● WHAT YOU WILL DO: Find each line with the word "Онлайн" and copy it.

● DATA FOR THIS EXERCISE:

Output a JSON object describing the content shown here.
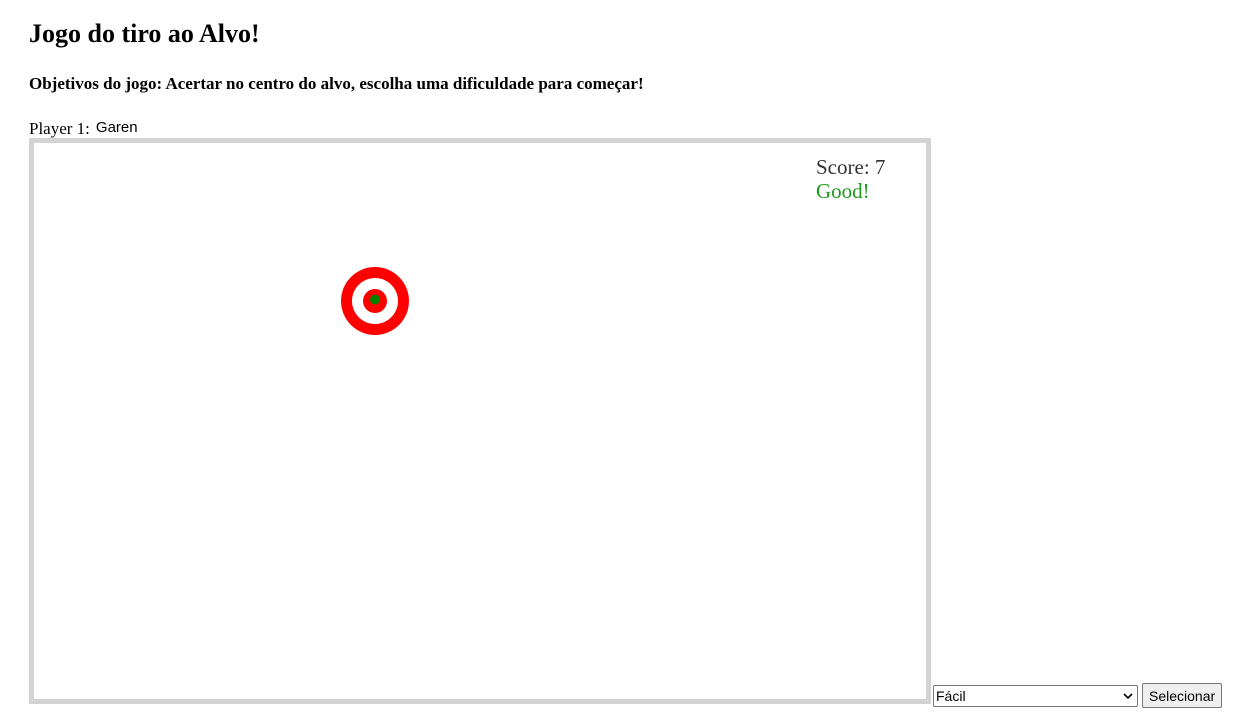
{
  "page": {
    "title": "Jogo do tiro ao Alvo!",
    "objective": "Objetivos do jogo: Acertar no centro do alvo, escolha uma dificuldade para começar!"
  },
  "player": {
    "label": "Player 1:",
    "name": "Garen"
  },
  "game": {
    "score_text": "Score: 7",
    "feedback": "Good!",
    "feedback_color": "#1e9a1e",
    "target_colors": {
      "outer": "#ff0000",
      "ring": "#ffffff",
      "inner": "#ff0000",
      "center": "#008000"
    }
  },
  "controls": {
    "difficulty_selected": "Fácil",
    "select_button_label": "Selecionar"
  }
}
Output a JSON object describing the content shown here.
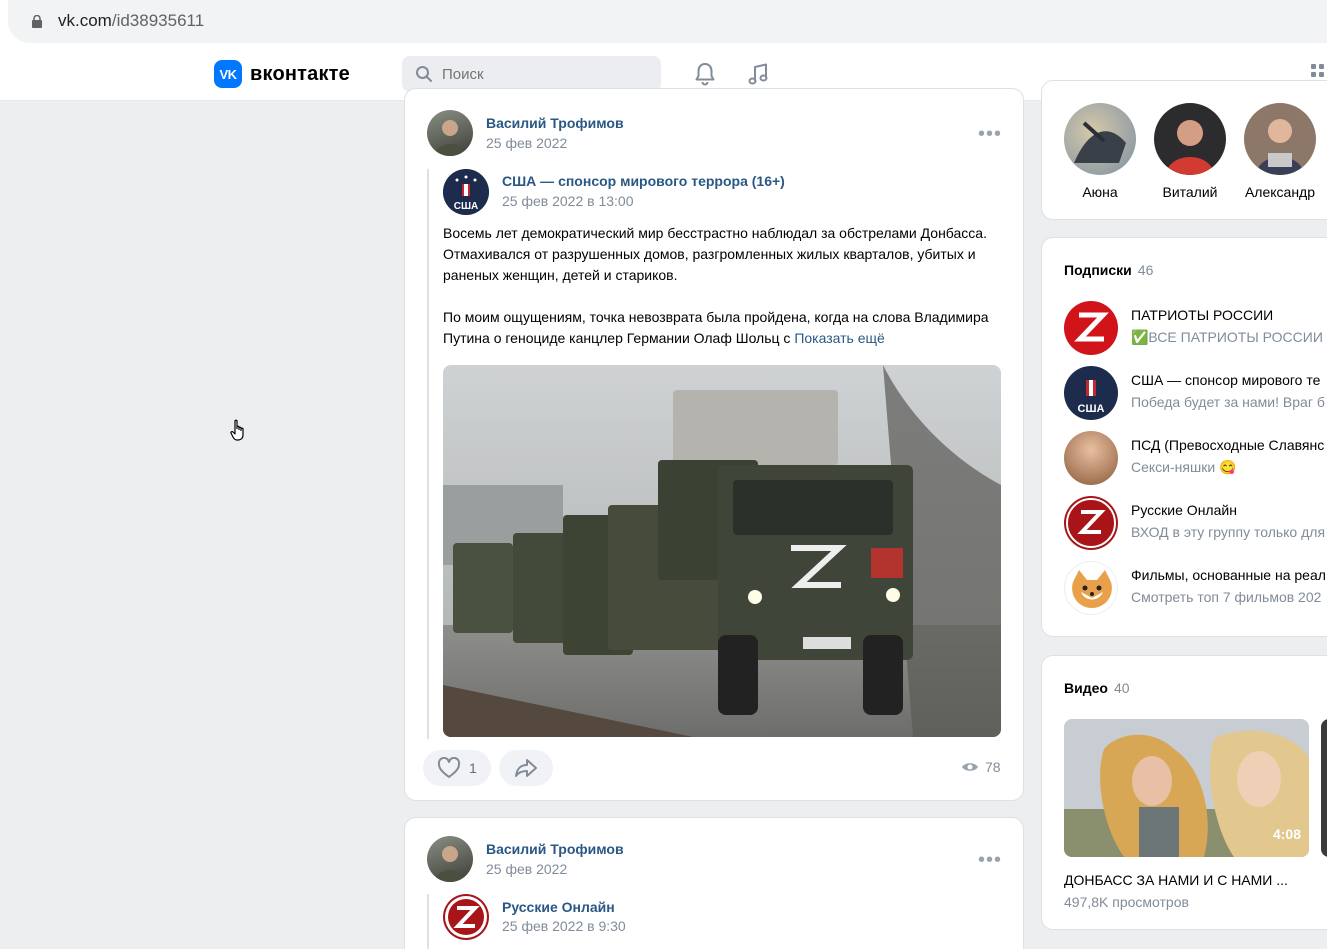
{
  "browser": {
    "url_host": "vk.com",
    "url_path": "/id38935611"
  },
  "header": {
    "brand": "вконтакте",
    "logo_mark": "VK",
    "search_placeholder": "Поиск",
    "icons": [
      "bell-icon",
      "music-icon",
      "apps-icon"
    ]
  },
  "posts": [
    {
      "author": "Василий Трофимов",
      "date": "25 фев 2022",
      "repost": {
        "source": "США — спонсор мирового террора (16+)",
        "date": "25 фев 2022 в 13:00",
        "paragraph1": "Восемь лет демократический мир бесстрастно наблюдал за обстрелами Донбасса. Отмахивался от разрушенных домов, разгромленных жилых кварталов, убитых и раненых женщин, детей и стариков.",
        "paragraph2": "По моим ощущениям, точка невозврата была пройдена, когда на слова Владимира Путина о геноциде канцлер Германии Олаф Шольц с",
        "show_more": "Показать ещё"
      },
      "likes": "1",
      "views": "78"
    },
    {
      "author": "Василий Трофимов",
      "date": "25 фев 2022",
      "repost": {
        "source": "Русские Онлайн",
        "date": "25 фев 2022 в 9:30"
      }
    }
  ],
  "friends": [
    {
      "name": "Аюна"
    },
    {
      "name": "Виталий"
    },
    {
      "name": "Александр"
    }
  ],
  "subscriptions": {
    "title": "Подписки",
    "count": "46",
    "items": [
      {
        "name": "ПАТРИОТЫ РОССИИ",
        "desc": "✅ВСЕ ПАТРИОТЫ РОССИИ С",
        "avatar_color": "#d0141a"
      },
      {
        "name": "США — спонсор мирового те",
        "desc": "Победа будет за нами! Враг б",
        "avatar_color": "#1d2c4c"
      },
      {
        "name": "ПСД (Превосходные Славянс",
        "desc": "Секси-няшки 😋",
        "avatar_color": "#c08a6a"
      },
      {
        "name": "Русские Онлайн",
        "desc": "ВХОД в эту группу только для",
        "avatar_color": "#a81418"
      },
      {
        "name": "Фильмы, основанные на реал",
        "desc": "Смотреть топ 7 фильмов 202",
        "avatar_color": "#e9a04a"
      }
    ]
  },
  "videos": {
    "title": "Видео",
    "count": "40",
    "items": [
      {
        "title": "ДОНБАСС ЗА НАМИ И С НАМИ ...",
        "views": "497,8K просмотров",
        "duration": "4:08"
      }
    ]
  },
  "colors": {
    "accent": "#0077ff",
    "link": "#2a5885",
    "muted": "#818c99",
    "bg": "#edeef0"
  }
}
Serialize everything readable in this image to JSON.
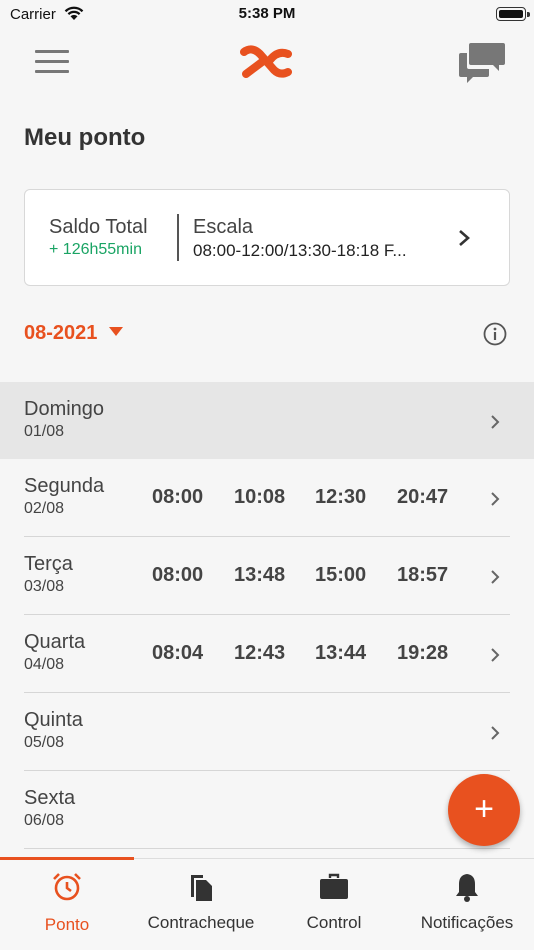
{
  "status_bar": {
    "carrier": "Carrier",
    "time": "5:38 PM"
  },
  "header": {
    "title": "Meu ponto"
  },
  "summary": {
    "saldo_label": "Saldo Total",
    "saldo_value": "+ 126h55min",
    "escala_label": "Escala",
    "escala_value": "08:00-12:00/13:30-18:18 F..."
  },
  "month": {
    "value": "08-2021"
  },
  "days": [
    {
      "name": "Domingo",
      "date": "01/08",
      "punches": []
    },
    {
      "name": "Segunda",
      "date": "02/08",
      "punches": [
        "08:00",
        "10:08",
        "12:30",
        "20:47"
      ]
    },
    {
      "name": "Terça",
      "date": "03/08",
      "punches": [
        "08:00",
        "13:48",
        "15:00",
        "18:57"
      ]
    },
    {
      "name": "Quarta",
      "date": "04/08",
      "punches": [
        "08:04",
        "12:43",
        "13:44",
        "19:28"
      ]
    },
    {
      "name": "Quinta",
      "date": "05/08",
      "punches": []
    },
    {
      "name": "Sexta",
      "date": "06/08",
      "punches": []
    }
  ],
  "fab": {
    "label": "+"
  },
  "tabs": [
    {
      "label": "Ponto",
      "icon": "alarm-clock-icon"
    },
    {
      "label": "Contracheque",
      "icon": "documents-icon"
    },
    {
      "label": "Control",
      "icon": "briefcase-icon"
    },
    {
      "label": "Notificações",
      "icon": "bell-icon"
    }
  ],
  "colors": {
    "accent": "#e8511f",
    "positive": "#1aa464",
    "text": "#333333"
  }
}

● FULL OUTPUT:
        "source": "Русские Онлайн",
        "name": "Русские Онлайн",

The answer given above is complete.